RECORDS PROVIDED -
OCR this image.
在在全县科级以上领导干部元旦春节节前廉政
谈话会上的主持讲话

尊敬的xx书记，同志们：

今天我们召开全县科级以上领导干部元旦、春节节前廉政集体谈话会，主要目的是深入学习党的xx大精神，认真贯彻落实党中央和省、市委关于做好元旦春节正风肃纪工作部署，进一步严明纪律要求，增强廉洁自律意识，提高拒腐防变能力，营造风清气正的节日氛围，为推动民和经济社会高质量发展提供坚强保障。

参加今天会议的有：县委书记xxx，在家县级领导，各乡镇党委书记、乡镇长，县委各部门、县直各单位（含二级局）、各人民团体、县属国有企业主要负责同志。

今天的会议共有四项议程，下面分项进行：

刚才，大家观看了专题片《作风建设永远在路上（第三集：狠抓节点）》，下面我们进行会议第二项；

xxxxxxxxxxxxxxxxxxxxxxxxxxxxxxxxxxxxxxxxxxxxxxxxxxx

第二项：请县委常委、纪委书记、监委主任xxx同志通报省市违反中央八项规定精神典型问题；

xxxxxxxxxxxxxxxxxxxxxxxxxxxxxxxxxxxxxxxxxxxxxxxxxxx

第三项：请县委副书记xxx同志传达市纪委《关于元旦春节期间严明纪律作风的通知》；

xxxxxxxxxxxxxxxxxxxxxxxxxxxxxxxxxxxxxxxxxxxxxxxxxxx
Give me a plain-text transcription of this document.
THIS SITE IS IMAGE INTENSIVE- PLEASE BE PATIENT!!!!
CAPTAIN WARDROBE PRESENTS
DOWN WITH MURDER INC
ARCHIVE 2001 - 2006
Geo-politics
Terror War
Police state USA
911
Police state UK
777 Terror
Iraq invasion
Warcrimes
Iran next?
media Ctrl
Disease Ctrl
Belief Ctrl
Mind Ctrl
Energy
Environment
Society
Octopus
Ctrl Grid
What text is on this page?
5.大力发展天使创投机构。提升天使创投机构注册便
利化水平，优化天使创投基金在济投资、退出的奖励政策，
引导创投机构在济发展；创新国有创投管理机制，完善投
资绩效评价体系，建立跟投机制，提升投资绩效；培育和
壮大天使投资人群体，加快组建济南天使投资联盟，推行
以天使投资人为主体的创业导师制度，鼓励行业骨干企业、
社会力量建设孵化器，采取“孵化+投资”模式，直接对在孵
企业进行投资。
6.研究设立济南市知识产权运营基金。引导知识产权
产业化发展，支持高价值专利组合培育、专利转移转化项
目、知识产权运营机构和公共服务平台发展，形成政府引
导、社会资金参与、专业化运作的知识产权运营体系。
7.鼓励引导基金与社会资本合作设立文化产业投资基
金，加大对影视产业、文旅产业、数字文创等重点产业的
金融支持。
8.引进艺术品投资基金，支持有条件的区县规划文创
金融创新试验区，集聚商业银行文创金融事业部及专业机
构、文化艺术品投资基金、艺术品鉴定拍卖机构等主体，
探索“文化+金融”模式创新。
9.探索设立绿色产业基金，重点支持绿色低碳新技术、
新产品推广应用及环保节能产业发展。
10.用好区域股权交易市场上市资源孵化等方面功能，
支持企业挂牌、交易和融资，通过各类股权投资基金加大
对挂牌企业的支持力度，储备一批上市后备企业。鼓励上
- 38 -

TASK INSTRUCTIONS -
Restate the whole of the material exactly.

RESULT -
OCR this image.
在在全县科级以上领导干部元旦春节节前廉政
谈话会上的主持讲话

尊敬的xx书记，同志们：

今天我们召开全县科级以上领导干部元旦、春节节前廉政集体谈话会，主要目的是深入学习党的xx大精神，认真贯彻落实党中央和省、市委关于做好元旦春节正风肃纪工作部署，进一步严明纪律要求，增强廉洁自律意识，提高拒腐防变能力，营造风清气正的节日氛围，为推动民和经济社会高质量发展提供坚强保障。

参加今天会议的有：县委书记xxx，在家县级领导，各乡镇党委书记、乡镇长，县委各部门、县直各单位（含二级局）、各人民团体、县属国有企业主要负责同志。

今天的会议共有四项议程，下面分项进行：

刚才，大家观看了专题片《作风建设永远在路上（第三集：狠抓节点）》，下面我们进行会议第二项；

xxxxxxxxxxxxxxxxxxxxxxxxxxxxxxxxxxxxxxxxxxxxxxxxxxx

第二项：请县委常委、纪委书记、监委主任xxx同志通报省市违反中央八项规定精神典型问题；

xxxxxxxxxxxxxxxxxxxxxxxxxxxxxxxxxxxxxxxxxxxxxxxxxxx

第三项：请县委副书记xxx同志传达市纪委《关于元旦春节期间严明纪律作风的通知》；

xxxxxxxxxxxxxxxxxxxxxxxxxxxxxxxxxxxxxxxxxxxxxxxxxxx
Give me a plain-text transcription of this document.
THIS SITE IS IMAGE INTENSIVE- PLEASE BE PATIENT!!!!
CAPTAIN WARDROBE PRESENTS
DOWN WITH MURDER INC
ARCHIVE 2001 - 2006
Geo-politics
Terror War
Police state USA
911
Police state UK
777 Terror
Iraq invasion
Warcrimes
Iran next?
media Ctrl
Disease Ctrl
Belief Ctrl
Mind Ctrl
Energy
Environment
Society
Octopus
Ctrl Grid
What text is on this page?
5.大力发展天使创投机构。提升天使创投机构注册便
利化水平，优化天使创投基金在济投资、退出的奖励政策，
引导创投机构在济发展；创新国有创投管理机制，完善投
资绩效评价体系，建立跟投机制，提升投资绩效；培育和
壮大天使投资人群体，加快组建济南天使投资联盟，推行
以天使投资人为主体的创业导师制度，鼓励行业骨干企业、
社会力量建设孵化器，采取“孵化+投资”模式，直接对在孵
企业进行投资。
6.研究设立济南市知识产权运营基金。引导知识产权
产业化发展，支持高价值专利组合培育、专利转移转化项
目、知识产权运营机构和公共服务平台发展，形成政府引
导、社会资金参与、专业化运作的知识产权运营体系。
7.鼓励引导基金与社会资本合作设立文化产业投资基
金，加大对影视产业、文旅产业、数字文创等重点产业的
金融支持。
8.引进艺术品投资基金，支持有条件的区县规划文创
金融创新试验区，集聚商业银行文创金融事业部及专业机
构、文化艺术品投资基金、艺术品鉴定拍卖机构等主体，
探索“文化+金融”模式创新。
9.探索设立绿色产业基金，重点支持绿色低碳新技术、
新产品推广应用及环保节能产业发展。
10.用好区域股权交易市场上市资源孵化等方面功能，
支持企业挂牌、交易和融资，通过各类股权投资基金加大
对挂牌企业的支持力度，储备一批上市后备企业。鼓励上
- 38 -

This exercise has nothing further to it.